Task to carry out:
Reproduce each line exactly.

====== Records supplied ======

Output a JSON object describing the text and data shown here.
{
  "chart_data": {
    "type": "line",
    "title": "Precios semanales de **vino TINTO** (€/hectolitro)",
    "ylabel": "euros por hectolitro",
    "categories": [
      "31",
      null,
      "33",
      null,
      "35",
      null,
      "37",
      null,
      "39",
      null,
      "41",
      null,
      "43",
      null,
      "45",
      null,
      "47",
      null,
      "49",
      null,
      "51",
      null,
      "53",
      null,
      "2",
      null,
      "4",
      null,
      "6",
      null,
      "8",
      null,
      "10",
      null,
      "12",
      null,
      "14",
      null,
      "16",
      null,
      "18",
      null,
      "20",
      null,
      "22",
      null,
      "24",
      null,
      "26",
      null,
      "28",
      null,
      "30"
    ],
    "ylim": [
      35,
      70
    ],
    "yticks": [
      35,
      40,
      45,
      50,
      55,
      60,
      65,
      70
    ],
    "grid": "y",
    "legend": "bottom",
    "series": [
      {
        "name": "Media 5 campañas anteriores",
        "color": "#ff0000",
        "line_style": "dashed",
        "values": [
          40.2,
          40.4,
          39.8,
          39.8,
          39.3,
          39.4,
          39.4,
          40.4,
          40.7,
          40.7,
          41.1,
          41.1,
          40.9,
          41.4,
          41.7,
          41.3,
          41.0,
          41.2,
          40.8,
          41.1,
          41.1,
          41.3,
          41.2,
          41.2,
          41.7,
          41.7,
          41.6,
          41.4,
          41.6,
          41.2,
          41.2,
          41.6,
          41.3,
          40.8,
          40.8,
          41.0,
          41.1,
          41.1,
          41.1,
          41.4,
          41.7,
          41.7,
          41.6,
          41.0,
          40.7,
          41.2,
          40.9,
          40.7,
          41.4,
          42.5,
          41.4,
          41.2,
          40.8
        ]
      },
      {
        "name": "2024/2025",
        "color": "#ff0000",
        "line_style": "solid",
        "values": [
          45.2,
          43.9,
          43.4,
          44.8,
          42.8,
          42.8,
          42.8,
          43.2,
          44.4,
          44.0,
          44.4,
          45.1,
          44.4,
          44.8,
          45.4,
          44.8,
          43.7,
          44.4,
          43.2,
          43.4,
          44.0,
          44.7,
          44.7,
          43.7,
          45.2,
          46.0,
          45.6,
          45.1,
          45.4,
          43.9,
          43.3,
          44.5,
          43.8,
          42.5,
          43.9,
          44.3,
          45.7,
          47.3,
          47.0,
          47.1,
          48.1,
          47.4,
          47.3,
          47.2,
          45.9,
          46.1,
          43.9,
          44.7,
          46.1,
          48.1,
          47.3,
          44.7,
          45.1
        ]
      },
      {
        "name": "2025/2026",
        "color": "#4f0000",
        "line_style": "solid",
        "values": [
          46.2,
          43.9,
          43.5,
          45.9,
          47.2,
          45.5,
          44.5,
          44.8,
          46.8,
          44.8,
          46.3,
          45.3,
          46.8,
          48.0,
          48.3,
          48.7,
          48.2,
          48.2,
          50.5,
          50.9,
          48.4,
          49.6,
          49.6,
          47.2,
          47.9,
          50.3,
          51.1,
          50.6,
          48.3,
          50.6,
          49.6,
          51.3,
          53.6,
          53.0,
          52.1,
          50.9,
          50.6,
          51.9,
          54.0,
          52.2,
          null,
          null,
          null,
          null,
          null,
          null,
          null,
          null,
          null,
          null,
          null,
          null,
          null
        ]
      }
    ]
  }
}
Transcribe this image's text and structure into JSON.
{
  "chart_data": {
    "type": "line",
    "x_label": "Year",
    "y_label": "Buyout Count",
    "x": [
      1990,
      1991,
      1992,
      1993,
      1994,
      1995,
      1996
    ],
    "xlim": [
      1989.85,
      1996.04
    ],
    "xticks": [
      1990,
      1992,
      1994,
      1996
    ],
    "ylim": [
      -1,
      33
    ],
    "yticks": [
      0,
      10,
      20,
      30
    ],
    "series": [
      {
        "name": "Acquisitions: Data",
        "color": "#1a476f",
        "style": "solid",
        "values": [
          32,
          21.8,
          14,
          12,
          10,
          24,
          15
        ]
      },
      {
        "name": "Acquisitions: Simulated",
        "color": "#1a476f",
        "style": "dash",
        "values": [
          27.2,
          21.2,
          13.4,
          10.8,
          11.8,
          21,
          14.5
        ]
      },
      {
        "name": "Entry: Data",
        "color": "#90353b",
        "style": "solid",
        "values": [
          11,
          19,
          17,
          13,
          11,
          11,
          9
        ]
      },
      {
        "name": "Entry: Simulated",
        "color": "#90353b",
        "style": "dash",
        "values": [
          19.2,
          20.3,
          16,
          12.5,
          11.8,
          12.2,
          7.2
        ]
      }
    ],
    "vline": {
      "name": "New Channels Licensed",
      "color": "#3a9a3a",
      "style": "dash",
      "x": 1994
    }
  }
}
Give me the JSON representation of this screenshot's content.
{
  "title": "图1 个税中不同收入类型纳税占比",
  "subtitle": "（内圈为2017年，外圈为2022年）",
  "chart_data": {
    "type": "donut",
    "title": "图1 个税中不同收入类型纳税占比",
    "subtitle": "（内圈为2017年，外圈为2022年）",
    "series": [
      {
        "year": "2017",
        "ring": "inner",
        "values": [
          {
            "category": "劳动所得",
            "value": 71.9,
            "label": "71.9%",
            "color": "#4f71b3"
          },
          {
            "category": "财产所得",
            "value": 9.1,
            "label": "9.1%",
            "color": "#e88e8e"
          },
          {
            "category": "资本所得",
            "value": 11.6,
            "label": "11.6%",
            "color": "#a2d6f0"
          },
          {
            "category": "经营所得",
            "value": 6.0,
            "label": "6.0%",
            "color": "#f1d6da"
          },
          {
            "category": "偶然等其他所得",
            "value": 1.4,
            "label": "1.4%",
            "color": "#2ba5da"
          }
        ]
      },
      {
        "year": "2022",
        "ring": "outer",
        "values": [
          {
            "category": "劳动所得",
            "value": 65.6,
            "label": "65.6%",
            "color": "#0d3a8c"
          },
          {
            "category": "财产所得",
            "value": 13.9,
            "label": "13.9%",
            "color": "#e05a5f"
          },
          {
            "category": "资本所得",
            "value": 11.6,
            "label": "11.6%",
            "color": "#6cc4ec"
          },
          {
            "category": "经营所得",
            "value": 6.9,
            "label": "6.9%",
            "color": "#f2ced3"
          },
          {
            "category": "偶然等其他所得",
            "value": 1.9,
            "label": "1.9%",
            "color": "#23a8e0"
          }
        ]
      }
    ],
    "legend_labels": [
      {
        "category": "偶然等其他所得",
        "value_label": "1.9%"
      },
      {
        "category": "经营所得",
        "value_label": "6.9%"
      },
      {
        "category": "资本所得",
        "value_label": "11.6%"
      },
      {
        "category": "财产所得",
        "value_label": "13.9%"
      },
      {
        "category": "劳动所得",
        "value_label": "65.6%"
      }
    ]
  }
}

======

Written reply:
Output a JSON object describing the text and data shown here.
{
  "chart_data": {
    "type": "line",
    "title": "Precios semanales de **vino TINTO** (€/hectolitro)",
    "ylabel": "euros por hectolitro",
    "categories": [
      "31",
      null,
      "33",
      null,
      "35",
      null,
      "37",
      null,
      "39",
      null,
      "41",
      null,
      "43",
      null,
      "45",
      null,
      "47",
      null,
      "49",
      null,
      "51",
      null,
      "53",
      null,
      "2",
      null,
      "4",
      null,
      "6",
      null,
      "8",
      null,
      "10",
      null,
      "12",
      null,
      "14",
      null,
      "16",
      null,
      "18",
      null,
      "20",
      null,
      "22",
      null,
      "24",
      null,
      "26",
      null,
      "28",
      null,
      "30"
    ],
    "ylim": [
      35,
      70
    ],
    "yticks": [
      35,
      40,
      45,
      50,
      55,
      60,
      65,
      70
    ],
    "grid": "y",
    "legend": "bottom",
    "series": [
      {
        "name": "Media 5 campañas anteriores",
        "color": "#ff0000",
        "line_style": "dashed",
        "values": [
          40.2,
          40.4,
          39.8,
          39.8,
          39.3,
          39.4,
          39.4,
          40.4,
          40.7,
          40.7,
          41.1,
          41.1,
          40.9,
          41.4,
          41.7,
          41.3,
          41.0,
          41.2,
          40.8,
          41.1,
          41.1,
          41.3,
          41.2,
          41.2,
          41.7,
          41.7,
          41.6,
          41.4,
          41.6,
          41.2,
          41.2,
          41.6,
          41.3,
          40.8,
          40.8,
          41.0,
          41.1,
          41.1,
          41.1,
          41.4,
          41.7,
          41.7,
          41.6,
          41.0,
          40.7,
          41.2,
          40.9,
          40.7,
          41.4,
          42.5,
          41.4,
          41.2,
          40.8
        ]
      },
      {
        "name": "2024/2025",
        "color": "#ff0000",
        "line_style": "solid",
        "values": [
          45.2,
          43.9,
          43.4,
          44.8,
          42.8,
          42.8,
          42.8,
          43.2,
          44.4,
          44.0,
          44.4,
          45.1,
          44.4,
          44.8,
          45.4,
          44.8,
          43.7,
          44.4,
          43.2,
          43.4,
          44.0,
          44.7,
          44.7,
          43.7,
          45.2,
          46.0,
          45.6,
          45.1,
          45.4,
          43.9,
          43.3,
          44.5,
          43.8,
          42.5,
          43.9,
          44.3,
          45.7,
          47.3,
          47.0,
          47.1,
          48.1,
          47.4,
          47.3,
          47.2,
          45.9,
          46.1,
          43.9,
          44.7,
          46.1,
          48.1,
          47.3,
          44.7,
          45.1
        ]
      },
      {
        "name": "2025/2026",
        "color": "#4f0000",
        "line_style": "solid",
        "values": [
          46.2,
          43.9,
          43.5,
          45.9,
          47.2,
          45.5,
          44.5,
          44.8,
          46.8,
          44.8,
          46.3,
          45.3,
          46.8,
          48.0,
          48.3,
          48.7,
          48.2,
          48.2,
          50.5,
          50.9,
          48.4,
          49.6,
          49.6,
          47.2,
          47.9,
          50.3,
          51.1,
          50.6,
          48.3,
          50.6,
          49.6,
          51.3,
          53.6,
          53.0,
          52.1,
          50.9,
          50.6,
          51.9,
          54.0,
          52.2,
          null,
          null,
          null,
          null,
          null,
          null,
          null,
          null,
          null,
          null,
          null,
          null,
          null
        ]
      }
    ]
  }
}
Transcribe this image's text and structure into JSON.
{
  "chart_data": {
    "type": "line",
    "x_label": "Year",
    "y_label": "Buyout Count",
    "x": [
      1990,
      1991,
      1992,
      1993,
      1994,
      1995,
      1996
    ],
    "xlim": [
      1989.85,
      1996.04
    ],
    "xticks": [
      1990,
      1992,
      1994,
      1996
    ],
    "ylim": [
      -1,
      33
    ],
    "yticks": [
      0,
      10,
      20,
      30
    ],
    "series": [
      {
        "name": "Acquisitions: Data",
        "color": "#1a476f",
        "style": "solid",
        "values": [
          32,
          21.8,
          14,
          12,
          10,
          24,
          15
        ]
      },
      {
        "name": "Acquisitions: Simulated",
        "color": "#1a476f",
        "style": "dash",
        "values": [
          27.2,
          21.2,
          13.4,
          10.8,
          11.8,
          21,
          14.5
        ]
      },
      {
        "name": "Entry: Data",
        "color": "#90353b",
        "style": "solid",
        "values": [
          11,
          19,
          17,
          13,
          11,
          11,
          9
        ]
      },
      {
        "name": "Entry: Simulated",
        "color": "#90353b",
        "style": "dash",
        "values": [
          19.2,
          20.3,
          16,
          12.5,
          11.8,
          12.2,
          7.2
        ]
      }
    ],
    "vline": {
      "name": "New Channels Licensed",
      "color": "#3a9a3a",
      "style": "dash",
      "x": 1994
    }
  }
}
Give me the JSON representation of this screenshot's content.
{
  "title": "图1 个税中不同收入类型纳税占比",
  "subtitle": "（内圈为2017年，外圈为2022年）",
  "chart_data": {
    "type": "donut",
    "title": "图1 个税中不同收入类型纳税占比",
    "subtitle": "（内圈为2017年，外圈为2022年）",
    "series": [
      {
        "year": "2017",
        "ring": "inner",
        "values": [
          {
            "category": "劳动所得",
            "value": 71.9,
            "label": "71.9%",
            "color": "#4f71b3"
          },
          {
            "category": "财产所得",
            "value": 9.1,
            "label": "9.1%",
            "color": "#e88e8e"
          },
          {
            "category": "资本所得",
            "value": 11.6,
            "label": "11.6%",
            "color": "#a2d6f0"
          },
          {
            "category": "经营所得",
            "value": 6.0,
            "label": "6.0%",
            "color": "#f1d6da"
          },
          {
            "category": "偶然等其他所得",
            "value": 1.4,
            "label": "1.4%",
            "color": "#2ba5da"
          }
        ]
      },
      {
        "year": "2022",
        "ring": "outer",
        "values": [
          {
            "category": "劳动所得",
            "value": 65.6,
            "label": "65.6%",
            "color": "#0d3a8c"
          },
          {
            "category": "财产所得",
            "value": 13.9,
            "label": "13.9%",
            "color": "#e05a5f"
          },
          {
            "category": "资本所得",
            "value": 11.6,
            "label": "11.6%",
            "color": "#6cc4ec"
          },
          {
            "category": "经营所得",
            "value": 6.9,
            "label": "6.9%",
            "color": "#f2ced3"
          },
          {
            "category": "偶然等其他所得",
            "value": 1.9,
            "label": "1.9%",
            "color": "#23a8e0"
          }
        ]
      }
    ],
    "legend_labels": [
      {
        "category": "偶然等其他所得",
        "value_label": "1.9%"
      },
      {
        "category": "经营所得",
        "value_label": "6.9%"
      },
      {
        "category": "资本所得",
        "value_label": "11.6%"
      },
      {
        "category": "财产所得",
        "value_label": "13.9%"
      },
      {
        "category": "劳动所得",
        "value_label": "65.6%"
      }
    ]
  }
}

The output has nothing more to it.